Directive: Filter the entries below, keeping every line that has the word "Saldo".

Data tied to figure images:
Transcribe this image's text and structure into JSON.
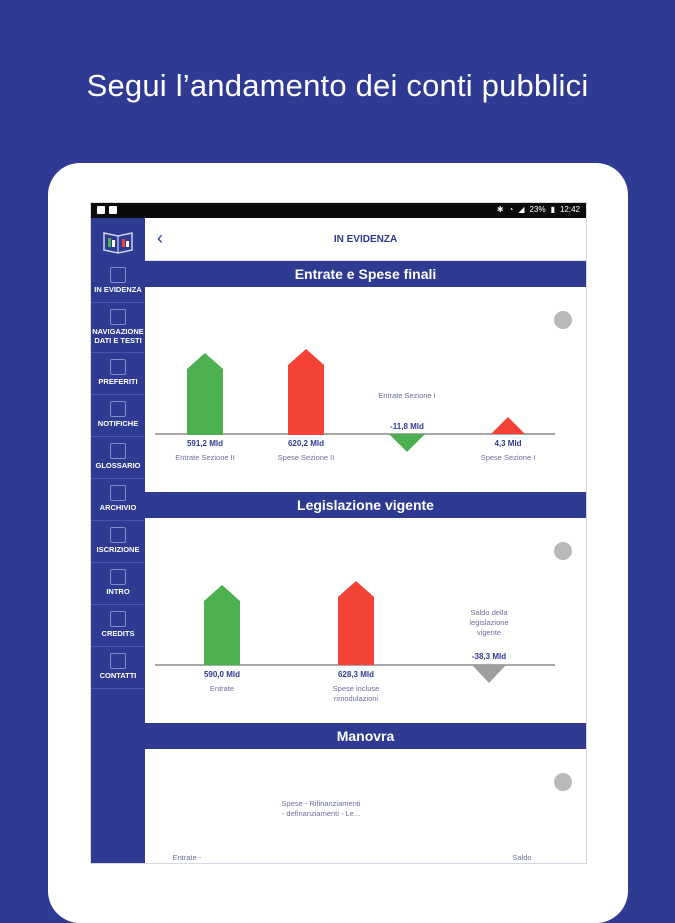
{
  "headline": "Segui l’andamento dei conti pubblici",
  "statusbar": {
    "battery": "23%",
    "time": "12:42"
  },
  "topbar": {
    "back_symbol": "‹",
    "title": "IN EVIDENZA"
  },
  "sidebar": {
    "items": [
      {
        "label": "IN EVIDENZA",
        "icon": "home-icon"
      },
      {
        "label": "NAVIGAZIONE DATI E TESTI",
        "icon": "document-icon"
      },
      {
        "label": "PREFERITI",
        "icon": "star-icon"
      },
      {
        "label": "NOTIFICHE",
        "icon": "bell-icon"
      },
      {
        "label": "GLOSSARIO",
        "icon": "book-icon"
      },
      {
        "label": "ARCHIVIO",
        "icon": "archive-icon"
      },
      {
        "label": "ISCRIZIONE",
        "icon": "mail-icon"
      },
      {
        "label": "INTRO",
        "icon": "video-icon"
      },
      {
        "label": "CREDITS",
        "icon": "copyright-icon"
      },
      {
        "label": "CONTATTI",
        "icon": "contact-icon"
      }
    ]
  },
  "sections": {
    "s1": {
      "title": "Entrate e Spese finali",
      "bars": [
        {
          "value": "591,2 Mld",
          "label": "Entrate Sezione II",
          "amount": 591.2,
          "color": "#4caf50"
        },
        {
          "value": "620,2 Mld",
          "label": "Spese Sezione II",
          "amount": 620.2,
          "color": "#f44336"
        },
        {
          "value": "-11,8 Mld",
          "label": "Entrate Sezione I",
          "amount": -11.8,
          "color": "#4caf50"
        },
        {
          "value": "4,3 Mld",
          "label": "Spese Sezione I",
          "amount": 4.3,
          "color": "#f44336"
        }
      ]
    },
    "s2": {
      "title": "Legislazione vigente",
      "bars": [
        {
          "value": "590,0 Mld",
          "label": "Entrate",
          "amount": 590.0,
          "color": "#4caf50"
        },
        {
          "value": "628,3 Mld",
          "label": "Spese incluse rimodulazioni",
          "amount": 628.3,
          "color": "#f44336"
        },
        {
          "value": "-38,3 Mld",
          "label": "Saldo della legislazione vigente",
          "amount": -38.3,
          "color": "#9e9e9e"
        }
      ]
    },
    "s3": {
      "title": "Manovra",
      "labels": [
        "Spese - Rifinanziamenti - definanziamenti - Le...",
        "Entrate -",
        "Saldo"
      ]
    }
  }
}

Task solution:
          "label": "Saldo della legislazione vigente",
        "Saldo"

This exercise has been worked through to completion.